Please resume the transcript about Nvidia's Blackwell Ultra and Vera Rubin announcements, starting right after its final sentence.

── EXCERPTED PASSAGE ──

Yeah, for a little more than two hours, uh, for the speech and then maybe a little less than two hours for waiting for the speech. So yeah, uh, by the time that foldable chair, I kind of wanted to get rid of it. But it was a a big event, obviously, for Nvidia, as you said earlier, the launch of the Blackwell Ultra, or the announcement of the Blackwell Ultra, and then the debut of Vera Rubin. That's that next generation chip. And then they showed the next next generation after Vera Rubin Ultra. The the kind of biggest takeaway here, though, came almost at the top of the show with Jensen Wong pointing out that the company is not afraid of deep seeking, in fact, it benefits from models like that. Here he is discussing just that.
Well, this last year this is where almost the entire world got it wrong. The computation requirement, the scaling law of AI is more resilient, and in fact, hyper accelerated. The amount of computation we need at this point as a result of agentic AI, as a result of reasoning, is easily a hundred times more than we thought we needed this time last year.

───
── DATA ENTRIES ──

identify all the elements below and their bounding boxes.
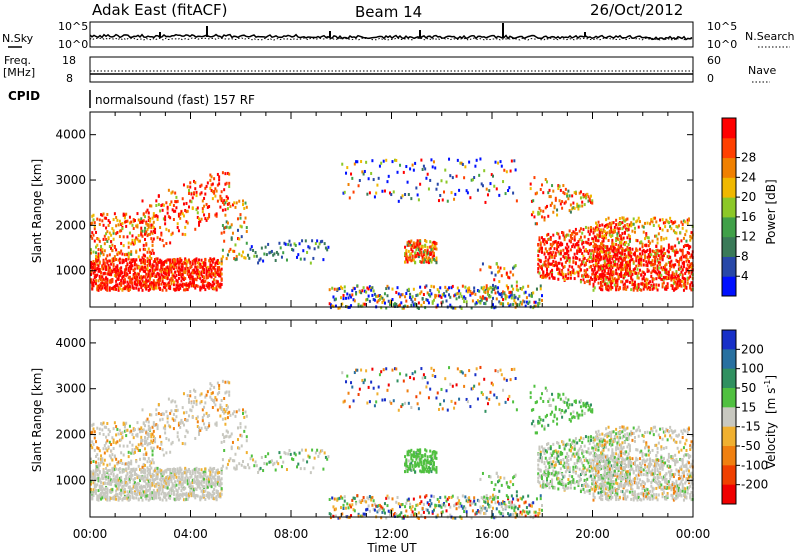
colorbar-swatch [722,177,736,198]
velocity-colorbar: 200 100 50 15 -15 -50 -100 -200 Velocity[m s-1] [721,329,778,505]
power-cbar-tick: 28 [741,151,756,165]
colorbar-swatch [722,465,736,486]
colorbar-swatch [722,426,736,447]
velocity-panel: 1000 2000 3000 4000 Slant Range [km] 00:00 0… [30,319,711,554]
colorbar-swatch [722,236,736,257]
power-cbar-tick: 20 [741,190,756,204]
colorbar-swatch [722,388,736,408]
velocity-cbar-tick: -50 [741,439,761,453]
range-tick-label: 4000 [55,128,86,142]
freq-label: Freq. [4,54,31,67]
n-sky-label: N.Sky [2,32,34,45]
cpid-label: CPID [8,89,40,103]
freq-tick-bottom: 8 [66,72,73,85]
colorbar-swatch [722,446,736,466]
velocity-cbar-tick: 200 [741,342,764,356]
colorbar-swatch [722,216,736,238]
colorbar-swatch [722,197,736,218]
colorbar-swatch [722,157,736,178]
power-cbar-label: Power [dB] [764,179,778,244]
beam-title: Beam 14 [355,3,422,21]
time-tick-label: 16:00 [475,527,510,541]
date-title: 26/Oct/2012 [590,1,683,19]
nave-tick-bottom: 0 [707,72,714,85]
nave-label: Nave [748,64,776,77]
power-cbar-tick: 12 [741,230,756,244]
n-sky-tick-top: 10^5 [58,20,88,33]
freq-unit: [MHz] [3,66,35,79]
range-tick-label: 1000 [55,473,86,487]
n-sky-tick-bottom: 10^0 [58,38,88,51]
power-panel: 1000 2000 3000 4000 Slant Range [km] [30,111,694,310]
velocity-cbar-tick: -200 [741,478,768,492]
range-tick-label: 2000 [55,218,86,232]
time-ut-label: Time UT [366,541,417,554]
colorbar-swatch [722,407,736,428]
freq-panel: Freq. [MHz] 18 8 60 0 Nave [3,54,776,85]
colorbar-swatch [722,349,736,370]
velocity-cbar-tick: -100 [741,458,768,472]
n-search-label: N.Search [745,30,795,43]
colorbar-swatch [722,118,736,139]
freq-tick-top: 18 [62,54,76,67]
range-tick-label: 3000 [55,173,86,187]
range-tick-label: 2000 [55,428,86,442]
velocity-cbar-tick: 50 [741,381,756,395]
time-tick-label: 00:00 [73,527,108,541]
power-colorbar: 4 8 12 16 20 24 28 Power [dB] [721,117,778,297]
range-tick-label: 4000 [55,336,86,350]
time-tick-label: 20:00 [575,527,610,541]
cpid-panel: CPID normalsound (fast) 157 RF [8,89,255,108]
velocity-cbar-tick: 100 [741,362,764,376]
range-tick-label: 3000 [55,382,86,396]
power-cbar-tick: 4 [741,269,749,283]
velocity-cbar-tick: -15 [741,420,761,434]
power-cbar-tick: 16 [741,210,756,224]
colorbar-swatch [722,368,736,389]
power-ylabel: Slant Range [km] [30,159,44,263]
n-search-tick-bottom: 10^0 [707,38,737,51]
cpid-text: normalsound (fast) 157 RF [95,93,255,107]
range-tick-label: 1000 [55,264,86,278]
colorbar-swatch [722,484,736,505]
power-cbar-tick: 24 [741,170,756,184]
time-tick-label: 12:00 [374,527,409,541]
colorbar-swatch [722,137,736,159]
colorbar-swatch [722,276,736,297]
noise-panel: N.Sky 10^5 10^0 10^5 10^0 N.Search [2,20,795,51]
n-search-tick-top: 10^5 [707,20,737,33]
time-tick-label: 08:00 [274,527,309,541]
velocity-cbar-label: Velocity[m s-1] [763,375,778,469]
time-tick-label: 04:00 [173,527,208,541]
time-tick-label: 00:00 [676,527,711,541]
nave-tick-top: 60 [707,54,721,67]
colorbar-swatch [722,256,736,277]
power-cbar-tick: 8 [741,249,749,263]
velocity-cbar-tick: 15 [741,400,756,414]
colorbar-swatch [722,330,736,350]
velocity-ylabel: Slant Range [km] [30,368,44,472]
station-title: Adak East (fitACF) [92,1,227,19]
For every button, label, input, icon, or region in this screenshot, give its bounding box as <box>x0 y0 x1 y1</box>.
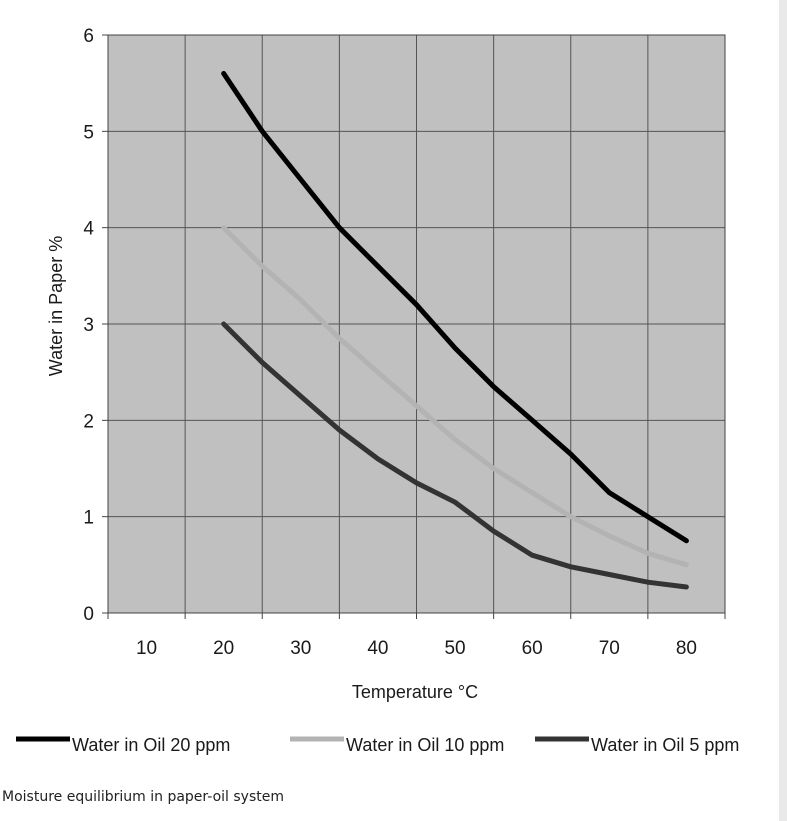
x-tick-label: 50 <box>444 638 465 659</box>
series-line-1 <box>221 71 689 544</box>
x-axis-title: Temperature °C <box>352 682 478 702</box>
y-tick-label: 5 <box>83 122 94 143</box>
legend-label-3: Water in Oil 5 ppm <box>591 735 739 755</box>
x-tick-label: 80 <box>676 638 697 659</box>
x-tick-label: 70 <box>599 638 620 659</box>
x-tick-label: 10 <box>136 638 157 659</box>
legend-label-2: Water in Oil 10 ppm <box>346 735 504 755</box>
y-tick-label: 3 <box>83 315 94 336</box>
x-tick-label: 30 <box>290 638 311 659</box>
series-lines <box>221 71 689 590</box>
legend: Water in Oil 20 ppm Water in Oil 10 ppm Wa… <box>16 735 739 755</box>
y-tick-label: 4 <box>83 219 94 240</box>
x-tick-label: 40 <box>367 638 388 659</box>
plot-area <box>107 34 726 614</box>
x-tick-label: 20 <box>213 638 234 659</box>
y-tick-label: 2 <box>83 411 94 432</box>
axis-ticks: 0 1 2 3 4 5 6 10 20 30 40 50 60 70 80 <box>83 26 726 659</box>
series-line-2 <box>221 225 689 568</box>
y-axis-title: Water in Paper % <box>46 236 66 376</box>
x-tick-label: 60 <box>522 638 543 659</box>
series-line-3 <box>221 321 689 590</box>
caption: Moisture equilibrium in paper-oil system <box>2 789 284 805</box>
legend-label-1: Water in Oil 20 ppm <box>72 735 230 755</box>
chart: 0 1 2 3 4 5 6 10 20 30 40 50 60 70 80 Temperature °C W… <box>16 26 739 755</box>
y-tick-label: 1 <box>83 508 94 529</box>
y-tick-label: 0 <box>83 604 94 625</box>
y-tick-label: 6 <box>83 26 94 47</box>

───
── DATA ENTRIES ──

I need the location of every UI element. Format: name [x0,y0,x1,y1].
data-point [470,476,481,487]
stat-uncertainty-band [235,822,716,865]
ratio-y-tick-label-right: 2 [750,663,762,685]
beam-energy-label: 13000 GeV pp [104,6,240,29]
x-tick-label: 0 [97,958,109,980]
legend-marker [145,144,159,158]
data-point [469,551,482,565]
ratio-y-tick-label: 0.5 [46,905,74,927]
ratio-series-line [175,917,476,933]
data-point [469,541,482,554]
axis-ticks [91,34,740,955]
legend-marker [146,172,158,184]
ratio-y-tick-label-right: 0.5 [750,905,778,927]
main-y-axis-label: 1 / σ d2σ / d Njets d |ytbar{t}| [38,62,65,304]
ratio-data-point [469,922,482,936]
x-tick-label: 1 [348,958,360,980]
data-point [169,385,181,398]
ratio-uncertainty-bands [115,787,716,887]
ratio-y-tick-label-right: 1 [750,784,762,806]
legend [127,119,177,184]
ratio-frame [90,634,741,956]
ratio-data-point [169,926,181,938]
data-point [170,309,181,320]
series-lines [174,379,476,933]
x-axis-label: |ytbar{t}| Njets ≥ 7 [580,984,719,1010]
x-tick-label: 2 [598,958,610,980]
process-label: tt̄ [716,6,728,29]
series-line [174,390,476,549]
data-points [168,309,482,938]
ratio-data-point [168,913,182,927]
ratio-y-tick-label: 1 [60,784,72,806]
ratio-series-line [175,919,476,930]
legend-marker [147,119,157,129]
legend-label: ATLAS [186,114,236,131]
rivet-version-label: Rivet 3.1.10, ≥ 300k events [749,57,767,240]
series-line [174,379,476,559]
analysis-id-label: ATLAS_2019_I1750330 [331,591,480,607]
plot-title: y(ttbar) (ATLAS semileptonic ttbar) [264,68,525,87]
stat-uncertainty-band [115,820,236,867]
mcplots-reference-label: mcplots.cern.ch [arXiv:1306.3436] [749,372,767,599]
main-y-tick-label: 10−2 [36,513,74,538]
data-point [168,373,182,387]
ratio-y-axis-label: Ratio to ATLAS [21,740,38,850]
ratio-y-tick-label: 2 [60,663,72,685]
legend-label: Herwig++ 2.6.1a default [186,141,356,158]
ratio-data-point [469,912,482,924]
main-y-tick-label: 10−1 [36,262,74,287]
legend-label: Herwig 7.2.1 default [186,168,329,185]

───

RESPONSE TO THIS TASK:
It's it's that kind of discussion that really is is what Nvidia is talking about. We kind of got to do a sit down with Jensen afterwards, and he kind of went deeper into that, saying that there will be these massive AI clusters, uh, data centers that can now be powered by a million GPUs interconnected, uh, and then they will connect to other million GPU data centers in these gigantic kind of data center clusters that could be, uh, potentially visible from space. And so, uh, that's just one part of the discussion. There was also a heavy emphasis on what's next for Nvidia, and that involves physical AI, think humanoid robots, think self-driving cars. Nvidia's pushing heavily into this. And they've been invested in the self-driving car space for some time. They had an announcement with GM during the the keynote. The robotic side, that's something that Nvidia is very interested in. Jensen has said that it would be something that starts off in factories more than anything, specifically because of the guard rails that they can put in place around factories. And then in addition to that, he discussed quantum computing, and that's something that everybody in Silicon Valley has been kind of high up on. There's a number of quantum companies that have gone public. They're not exactly bringing in huge amounts of revenue, uh, by the standard of tech giants. It's still an area that continues to grow as far as research goes. Uh, and so that's really where we kind of left off from the event. Obviously, GTC is going until Thursday, so I'll have plenty more news from here.
Yeah.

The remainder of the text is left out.